=== Data section ===
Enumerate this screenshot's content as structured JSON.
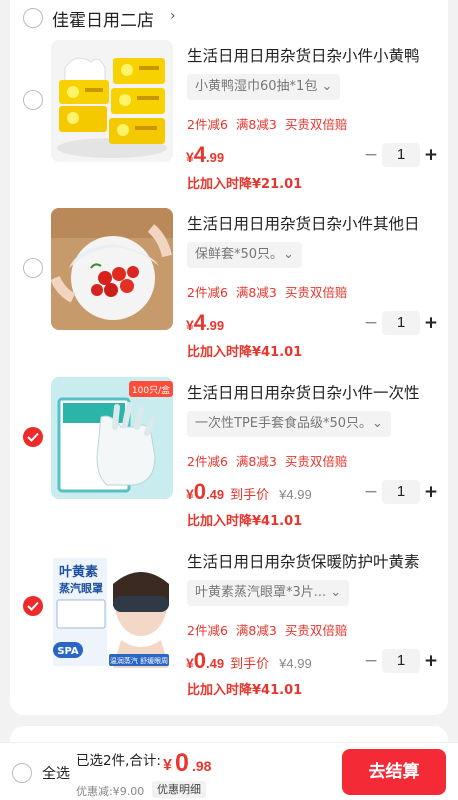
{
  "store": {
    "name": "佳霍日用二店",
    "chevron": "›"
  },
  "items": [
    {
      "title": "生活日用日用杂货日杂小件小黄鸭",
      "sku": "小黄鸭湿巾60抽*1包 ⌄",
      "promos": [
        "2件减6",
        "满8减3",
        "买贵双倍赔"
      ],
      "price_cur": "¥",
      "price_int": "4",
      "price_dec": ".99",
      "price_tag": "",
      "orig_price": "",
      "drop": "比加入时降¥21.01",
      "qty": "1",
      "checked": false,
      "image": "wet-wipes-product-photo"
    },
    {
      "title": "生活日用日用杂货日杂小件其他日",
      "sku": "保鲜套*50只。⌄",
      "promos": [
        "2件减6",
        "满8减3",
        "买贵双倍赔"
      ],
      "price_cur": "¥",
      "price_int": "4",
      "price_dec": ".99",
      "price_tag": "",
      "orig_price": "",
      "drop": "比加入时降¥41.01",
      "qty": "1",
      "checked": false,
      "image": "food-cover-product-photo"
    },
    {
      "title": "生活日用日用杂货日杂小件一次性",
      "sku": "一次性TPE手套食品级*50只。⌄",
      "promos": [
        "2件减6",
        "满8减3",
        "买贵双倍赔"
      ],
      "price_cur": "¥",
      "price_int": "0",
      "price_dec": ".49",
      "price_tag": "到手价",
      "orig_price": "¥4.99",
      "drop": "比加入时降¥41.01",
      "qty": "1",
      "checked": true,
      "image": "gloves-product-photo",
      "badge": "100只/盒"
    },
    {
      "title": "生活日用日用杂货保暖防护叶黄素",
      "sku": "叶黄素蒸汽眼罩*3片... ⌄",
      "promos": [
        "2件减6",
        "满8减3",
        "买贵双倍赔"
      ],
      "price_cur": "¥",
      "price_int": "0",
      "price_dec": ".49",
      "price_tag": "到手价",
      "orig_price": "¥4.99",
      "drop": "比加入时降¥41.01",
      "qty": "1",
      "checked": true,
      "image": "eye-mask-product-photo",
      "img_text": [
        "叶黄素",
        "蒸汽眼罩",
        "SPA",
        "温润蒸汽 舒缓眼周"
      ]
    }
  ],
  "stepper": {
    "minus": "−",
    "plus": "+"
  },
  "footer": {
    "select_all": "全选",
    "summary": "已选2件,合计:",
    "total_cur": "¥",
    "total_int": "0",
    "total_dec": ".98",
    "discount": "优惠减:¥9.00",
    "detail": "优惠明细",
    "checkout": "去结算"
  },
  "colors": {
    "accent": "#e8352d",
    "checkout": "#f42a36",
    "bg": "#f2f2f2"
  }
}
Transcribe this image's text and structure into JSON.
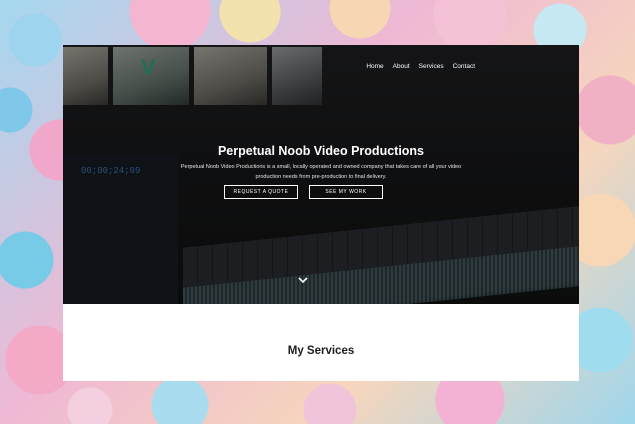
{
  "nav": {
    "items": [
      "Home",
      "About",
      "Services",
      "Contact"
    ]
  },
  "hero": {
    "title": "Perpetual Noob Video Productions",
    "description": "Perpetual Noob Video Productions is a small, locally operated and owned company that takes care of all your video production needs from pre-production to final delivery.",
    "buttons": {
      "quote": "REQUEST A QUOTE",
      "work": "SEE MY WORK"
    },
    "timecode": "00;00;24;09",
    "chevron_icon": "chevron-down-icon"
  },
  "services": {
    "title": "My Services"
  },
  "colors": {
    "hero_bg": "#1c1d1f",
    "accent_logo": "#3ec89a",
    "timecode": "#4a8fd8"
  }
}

=== Given request ===
Do not include pictures. Copy only the lines running from the line with "Transcribe this image's" through the last line of the records, exactly as they appear.

=== Expected answer ===
Transcribe this image's text and structure into JSON.
{
  "nav": {
    "items": [
      "Home",
      "About",
      "Services",
      "Contact"
    ]
  },
  "hero": {
    "title": "Perpetual Noob Video Productions",
    "description": "Perpetual Noob Video Productions is a small, locally operated and owned company that takes care of all your video production needs from pre-production to final delivery.",
    "buttons": {
      "quote": "REQUEST A QUOTE",
      "work": "SEE MY WORK"
    },
    "timecode": "00;00;24;09",
    "chevron_icon": "chevron-down-icon"
  },
  "services": {
    "title": "My Services"
  },
  "colors": {
    "hero_bg": "#1c1d1f",
    "accent_logo": "#3ec89a",
    "timecode": "#4a8fd8"
  }
}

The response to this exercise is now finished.